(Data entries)

┌──

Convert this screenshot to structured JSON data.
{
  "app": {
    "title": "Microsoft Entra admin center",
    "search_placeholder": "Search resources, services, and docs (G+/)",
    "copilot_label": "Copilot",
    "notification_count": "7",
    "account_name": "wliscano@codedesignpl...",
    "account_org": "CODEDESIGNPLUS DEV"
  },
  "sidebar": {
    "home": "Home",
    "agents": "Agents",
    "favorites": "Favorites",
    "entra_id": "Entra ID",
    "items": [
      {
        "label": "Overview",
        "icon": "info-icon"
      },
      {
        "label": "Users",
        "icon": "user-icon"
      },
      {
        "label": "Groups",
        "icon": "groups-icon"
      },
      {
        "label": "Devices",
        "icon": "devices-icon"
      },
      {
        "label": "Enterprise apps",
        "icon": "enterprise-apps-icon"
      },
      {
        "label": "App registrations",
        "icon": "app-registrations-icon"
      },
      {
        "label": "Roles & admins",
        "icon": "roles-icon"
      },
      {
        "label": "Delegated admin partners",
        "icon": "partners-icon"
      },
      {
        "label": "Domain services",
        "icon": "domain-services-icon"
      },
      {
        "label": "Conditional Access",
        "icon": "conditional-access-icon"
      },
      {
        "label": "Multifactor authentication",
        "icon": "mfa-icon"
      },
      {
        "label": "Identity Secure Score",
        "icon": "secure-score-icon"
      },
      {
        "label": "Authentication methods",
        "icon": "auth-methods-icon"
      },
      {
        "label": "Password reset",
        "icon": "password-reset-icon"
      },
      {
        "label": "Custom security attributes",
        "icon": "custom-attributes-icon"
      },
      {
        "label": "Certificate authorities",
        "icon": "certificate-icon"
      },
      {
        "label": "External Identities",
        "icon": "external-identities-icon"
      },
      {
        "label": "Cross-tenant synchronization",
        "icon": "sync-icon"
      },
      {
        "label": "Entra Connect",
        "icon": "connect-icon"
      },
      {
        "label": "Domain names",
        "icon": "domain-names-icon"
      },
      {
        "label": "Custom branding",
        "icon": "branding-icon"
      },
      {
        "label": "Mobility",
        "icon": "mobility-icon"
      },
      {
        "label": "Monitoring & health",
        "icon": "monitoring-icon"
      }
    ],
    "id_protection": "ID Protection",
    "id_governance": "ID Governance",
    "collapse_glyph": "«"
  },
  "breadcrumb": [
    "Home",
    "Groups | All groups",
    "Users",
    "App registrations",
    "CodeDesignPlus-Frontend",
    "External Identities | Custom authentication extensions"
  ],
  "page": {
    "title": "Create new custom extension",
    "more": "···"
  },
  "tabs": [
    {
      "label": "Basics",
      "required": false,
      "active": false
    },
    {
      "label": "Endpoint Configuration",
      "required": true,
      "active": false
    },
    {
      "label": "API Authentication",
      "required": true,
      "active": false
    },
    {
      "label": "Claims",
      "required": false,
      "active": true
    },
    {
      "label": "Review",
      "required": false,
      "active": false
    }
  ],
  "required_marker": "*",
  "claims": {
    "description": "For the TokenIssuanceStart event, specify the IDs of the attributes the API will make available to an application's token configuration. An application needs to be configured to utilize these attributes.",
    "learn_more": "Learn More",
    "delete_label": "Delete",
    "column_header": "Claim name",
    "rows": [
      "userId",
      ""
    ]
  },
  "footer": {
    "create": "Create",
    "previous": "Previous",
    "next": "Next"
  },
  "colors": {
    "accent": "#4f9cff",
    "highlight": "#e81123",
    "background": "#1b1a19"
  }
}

└──

THE REQUEST
Write out every entry exactly as given.

FINISHED ANSWER
Convert this screenshot to structured JSON data.
{
  "app": {
    "title": "Microsoft Entra admin center",
    "search_placeholder": "Search resources, services, and docs (G+/)",
    "copilot_label": "Copilot",
    "notification_count": "7",
    "account_name": "wliscano@codedesignpl...",
    "account_org": "CODEDESIGNPLUS DEV"
  },
  "sidebar": {
    "home": "Home",
    "agents": "Agents",
    "favorites": "Favorites",
    "entra_id": "Entra ID",
    "items": [
      {
        "label": "Overview",
        "icon": "info-icon"
      },
      {
        "label": "Users",
        "icon": "user-icon"
      },
      {
        "label": "Groups",
        "icon": "groups-icon"
      },
      {
        "label": "Devices",
        "icon": "devices-icon"
      },
      {
        "label": "Enterprise apps",
        "icon": "enterprise-apps-icon"
      },
      {
        "label": "App registrations",
        "icon": "app-registrations-icon"
      },
      {
        "label": "Roles & admins",
        "icon": "roles-icon"
      },
      {
        "label": "Delegated admin partners",
        "icon": "partners-icon"
      },
      {
        "label": "Domain services",
        "icon": "domain-services-icon"
      },
      {
        "label": "Conditional Access",
        "icon": "conditional-access-icon"
      },
      {
        "label": "Multifactor authentication",
        "icon": "mfa-icon"
      },
      {
        "label": "Identity Secure Score",
        "icon": "secure-score-icon"
      },
      {
        "label": "Authentication methods",
        "icon": "auth-methods-icon"
      },
      {
        "label": "Password reset",
        "icon": "password-reset-icon"
      },
      {
        "label": "Custom security attributes",
        "icon": "custom-attributes-icon"
      },
      {
        "label": "Certificate authorities",
        "icon": "certificate-icon"
      },
      {
        "label": "External Identities",
        "icon": "external-identities-icon"
      },
      {
        "label": "Cross-tenant synchronization",
        "icon": "sync-icon"
      },
      {
        "label": "Entra Connect",
        "icon": "connect-icon"
      },
      {
        "label": "Domain names",
        "icon": "domain-names-icon"
      },
      {
        "label": "Custom branding",
        "icon": "branding-icon"
      },
      {
        "label": "Mobility",
        "icon": "mobility-icon"
      },
      {
        "label": "Monitoring & health",
        "icon": "monitoring-icon"
      }
    ],
    "id_protection": "ID Protection",
    "id_governance": "ID Governance",
    "collapse_glyph": "«"
  },
  "breadcrumb": [
    "Home",
    "Groups | All groups",
    "Users",
    "App registrations",
    "CodeDesignPlus-Frontend",
    "External Identities | Custom authentication extensions"
  ],
  "page": {
    "title": "Create new custom extension",
    "more": "···"
  },
  "tabs": [
    {
      "label": "Basics",
      "required": false,
      "active": false
    },
    {
      "label": "Endpoint Configuration",
      "required": true,
      "active": false
    },
    {
      "label": "API Authentication",
      "required": true,
      "active": false
    },
    {
      "label": "Claims",
      "required": false,
      "active": true
    },
    {
      "label": "Review",
      "required": false,
      "active": false
    }
  ],
  "required_marker": "*",
  "claims": {
    "description": "For the TokenIssuanceStart event, specify the IDs of the attributes the API will make available to an application's token configuration. An application needs to be configured to utilize these attributes.",
    "learn_more": "Learn More",
    "delete_label": "Delete",
    "column_header": "Claim name",
    "rows": [
      "userId",
      ""
    ]
  },
  "footer": {
    "create": "Create",
    "previous": "Previous",
    "next": "Next"
  },
  "colors": {
    "accent": "#4f9cff",
    "highlight": "#e81123",
    "background": "#1b1a19"
  }
}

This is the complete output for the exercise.